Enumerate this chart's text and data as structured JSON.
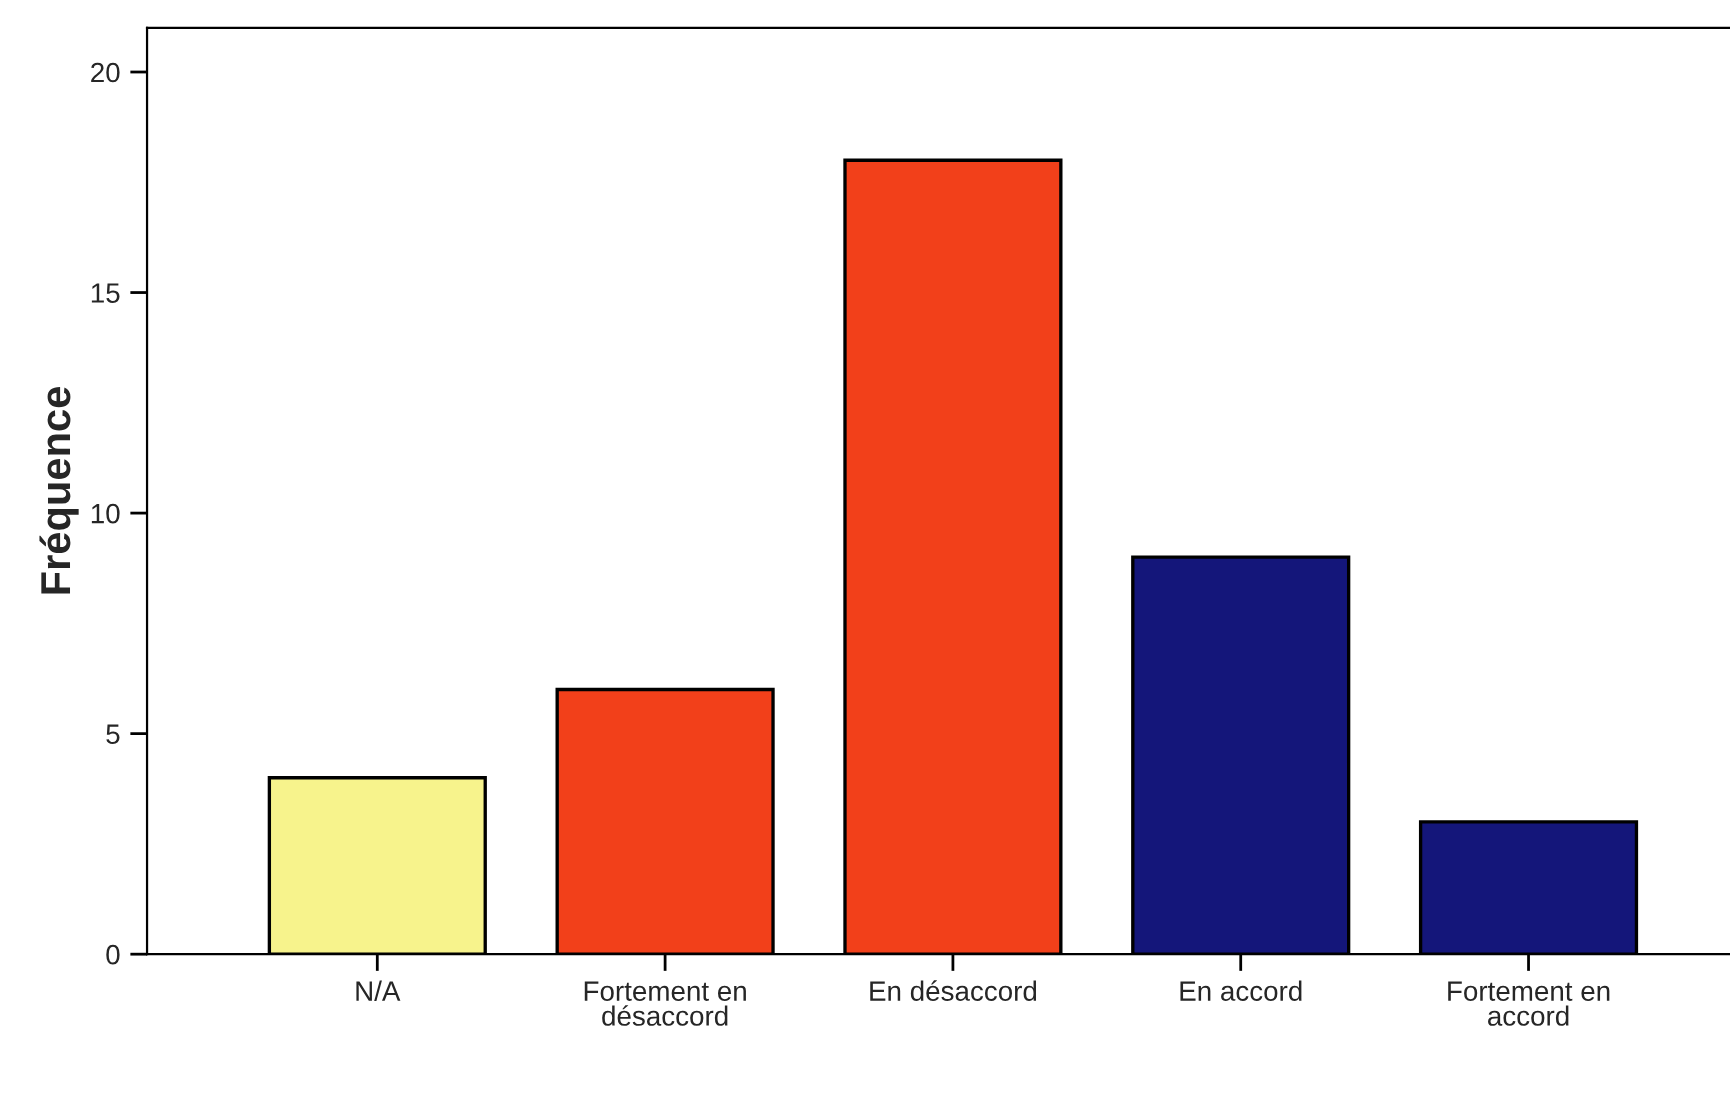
{
  "chart_data": {
    "type": "bar",
    "ylabel": "Fréquence",
    "categories": [
      "N/A",
      "Fortement en\ndésaccord",
      "En désaccord",
      "En accord",
      "Fortement en\naccord"
    ],
    "values": [
      4,
      6,
      18,
      9,
      3
    ],
    "colors": [
      "#f7f38c",
      "#f2401a",
      "#f2401a",
      "#14167a",
      "#14167a"
    ],
    "ylim": [
      0,
      21
    ],
    "yticks": [
      0,
      5,
      10,
      15,
      20
    ],
    "grid": false,
    "legend": false
  }
}
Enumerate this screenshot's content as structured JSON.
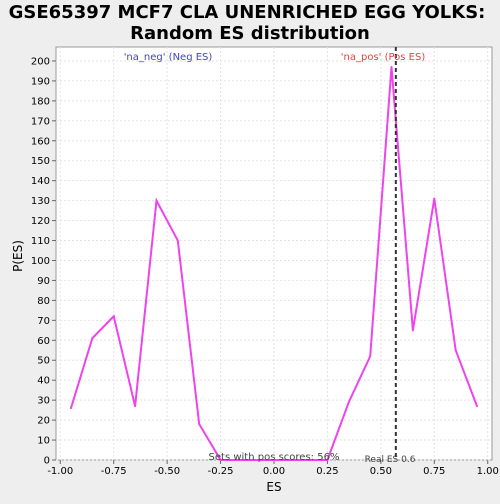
{
  "chart_data": {
    "type": "line",
    "title_line1": "GSE65397 MCF7 CLA UNENRICHED EGG YOLKS:",
    "title_line2": "Random ES distribution",
    "xlabel": "ES",
    "ylabel": "P(ES)",
    "xlim": [
      -1.02,
      1.02
    ],
    "ylim": [
      0,
      207
    ],
    "x_ticks": [
      "-1.00",
      "-0.75",
      "-0.50",
      "-0.25",
      "0.00",
      "0.25",
      "0.50",
      "0.75",
      "1.00"
    ],
    "x_tick_values": [
      -1.0,
      -0.75,
      -0.5,
      -0.25,
      0.0,
      0.25,
      0.5,
      0.75,
      1.0
    ],
    "y_ticks": [
      0,
      10,
      20,
      30,
      40,
      50,
      60,
      70,
      80,
      90,
      100,
      110,
      120,
      130,
      140,
      150,
      160,
      170,
      180,
      190,
      200
    ],
    "grid": true,
    "series": [
      {
        "color": "#ee44ee",
        "x": [
          -0.95,
          -0.85,
          -0.75,
          -0.65,
          -0.55,
          -0.45,
          -0.35,
          -0.25,
          -0.15,
          -0.05,
          0.05,
          0.15,
          0.25,
          0.35,
          0.45,
          0.55,
          0.65,
          0.75,
          0.85,
          0.95
        ],
        "y": [
          26,
          61,
          72,
          27,
          130,
          110,
          18,
          0,
          0,
          0,
          0,
          0,
          0,
          29,
          52,
          197,
          65,
          131,
          55,
          27
        ]
      }
    ],
    "real_es": 0.57,
    "annotations": {
      "neg_label": "'na_neg' (Neg ES)",
      "neg_color": "#4444bb",
      "pos_label": "'na_pos' (Pos ES)",
      "pos_color": "#dd4444",
      "pos_scores": "Sets with pos scores: 56%",
      "real_es_label": "Real ES 0.6"
    }
  }
}
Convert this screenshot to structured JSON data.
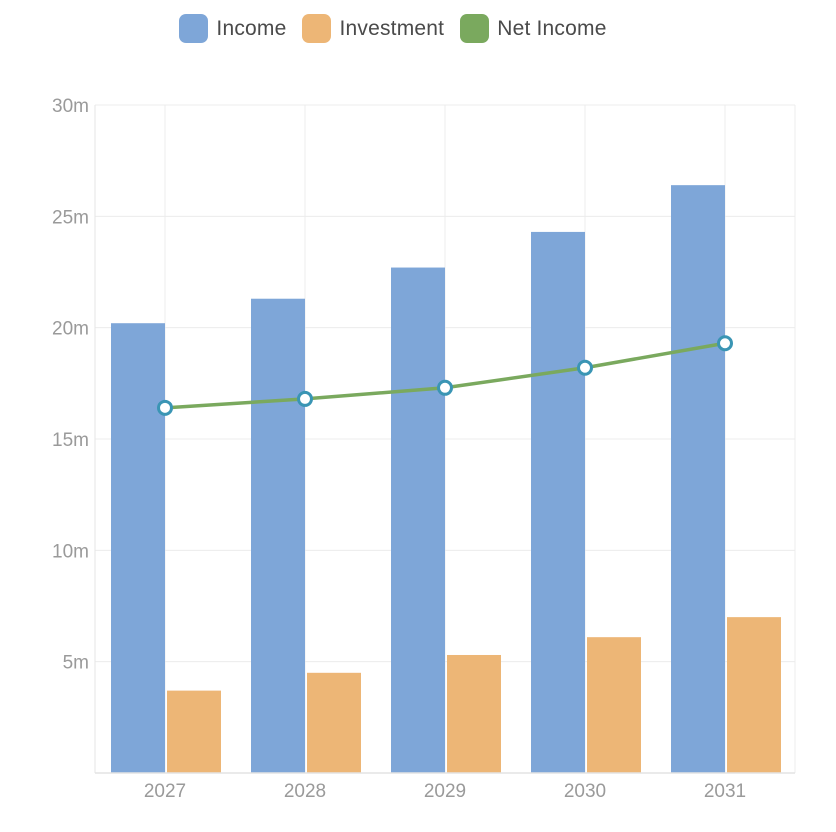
{
  "legend": {
    "position": "top-center",
    "items": [
      {
        "label": "Income",
        "color": "#7ea6d8"
      },
      {
        "label": "Investment",
        "color": "#edb676"
      },
      {
        "label": "Net Income",
        "color": "#7aa95e"
      }
    ]
  },
  "chart_data": {
    "type": "bar",
    "categories": [
      "2027",
      "2028",
      "2029",
      "2030",
      "2031"
    ],
    "series": [
      {
        "name": "Income",
        "type": "bar",
        "color": "#7ea6d8",
        "values": [
          20.2,
          21.3,
          22.7,
          24.3,
          26.4
        ]
      },
      {
        "name": "Investment",
        "type": "bar",
        "color": "#edb676",
        "values": [
          3.7,
          4.5,
          5.3,
          6.1,
          7.0
        ]
      },
      {
        "name": "Net Income",
        "type": "line",
        "color": "#7aa95e",
        "marker_color": "#3a95b4",
        "values": [
          16.4,
          16.8,
          17.3,
          18.2,
          19.3
        ]
      }
    ],
    "ylim": [
      0,
      30
    ],
    "yticks": [
      5,
      10,
      15,
      20,
      25,
      30
    ],
    "ytick_labels": [
      "5m",
      "10m",
      "15m",
      "20m",
      "25m",
      "30m"
    ],
    "grid": true,
    "title": "",
    "xlabel": "",
    "ylabel": ""
  }
}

※

Aim of the exercise
With the pictures left out, transcribe the material exactly.

Response for this exercise
Enumerate this chart's text and data as structured JSON.
{
  "chart_data": {
    "type": "bar",
    "ylabel": "Fréquence",
    "categories": [
      "N/A",
      "Fortement en\ndésaccord",
      "En désaccord",
      "En accord",
      "Fortement en\naccord"
    ],
    "values": [
      4,
      6,
      18,
      9,
      3
    ],
    "colors": [
      "#f7f38c",
      "#f2401a",
      "#f2401a",
      "#14167a",
      "#14167a"
    ],
    "ylim": [
      0,
      21
    ],
    "yticks": [
      0,
      5,
      10,
      15,
      20
    ],
    "grid": false,
    "legend": false
  }
}
Enumerate this screenshot's content as structured JSON.
{
  "chart_data": {
    "type": "line",
    "title_line1": "GSE65397 MCF7 CLA UNENRICHED EGG YOLKS:",
    "title_line2": "Random ES distribution",
    "xlabel": "ES",
    "ylabel": "P(ES)",
    "xlim": [
      -1.02,
      1.02
    ],
    "ylim": [
      0,
      207
    ],
    "x_ticks": [
      "-1.00",
      "-0.75",
      "-0.50",
      "-0.25",
      "0.00",
      "0.25",
      "0.50",
      "0.75",
      "1.00"
    ],
    "x_tick_values": [
      -1.0,
      -0.75,
      -0.5,
      -0.25,
      0.0,
      0.25,
      0.5,
      0.75,
      1.0
    ],
    "y_ticks": [
      0,
      10,
      20,
      30,
      40,
      50,
      60,
      70,
      80,
      90,
      100,
      110,
      120,
      130,
      140,
      150,
      160,
      170,
      180,
      190,
      200
    ],
    "grid": true,
    "series": [
      {
        "color": "#ee44ee",
        "x": [
          -0.95,
          -0.85,
          -0.75,
          -0.65,
          -0.55,
          -0.45,
          -0.35,
          -0.25,
          -0.15,
          -0.05,
          0.05,
          0.15,
          0.25,
          0.35,
          0.45,
          0.55,
          0.65,
          0.75,
          0.85,
          0.95
        ],
        "y": [
          26,
          61,
          72,
          27,
          130,
          110,
          18,
          0,
          0,
          0,
          0,
          0,
          0,
          29,
          52,
          197,
          65,
          131,
          55,
          27
        ]
      }
    ],
    "real_es": 0.57,
    "annotations": {
      "neg_label": "'na_neg' (Neg ES)",
      "neg_color": "#4444bb",
      "pos_label": "'na_pos' (Pos ES)",
      "pos_color": "#dd4444",
      "pos_scores": "Sets with pos scores: 56%",
      "real_es_label": "Real ES 0.6"
    }
  }
}
Convert this screenshot to structured JSON data.
{
  "legend": {
    "position": "top-center",
    "items": [
      {
        "label": "Income",
        "color": "#7ea6d8"
      },
      {
        "label": "Investment",
        "color": "#edb676"
      },
      {
        "label": "Net Income",
        "color": "#7aa95e"
      }
    ]
  },
  "chart_data": {
    "type": "bar",
    "categories": [
      "2027",
      "2028",
      "2029",
      "2030",
      "2031"
    ],
    "series": [
      {
        "name": "Income",
        "type": "bar",
        "color": "#7ea6d8",
        "values": [
          20.2,
          21.3,
          22.7,
          24.3,
          26.4
        ]
      },
      {
        "name": "Investment",
        "type": "bar",
        "color": "#edb676",
        "values": [
          3.7,
          4.5,
          5.3,
          6.1,
          7.0
        ]
      },
      {
        "name": "Net Income",
        "type": "line",
        "color": "#7aa95e",
        "marker_color": "#3a95b4",
        "values": [
          16.4,
          16.8,
          17.3,
          18.2,
          19.3
        ]
      }
    ],
    "ylim": [
      0,
      30
    ],
    "yticks": [
      5,
      10,
      15,
      20,
      25,
      30
    ],
    "ytick_labels": [
      "5m",
      "10m",
      "15m",
      "20m",
      "25m",
      "30m"
    ],
    "grid": true,
    "title": "",
    "xlabel": "",
    "ylabel": ""
  }
}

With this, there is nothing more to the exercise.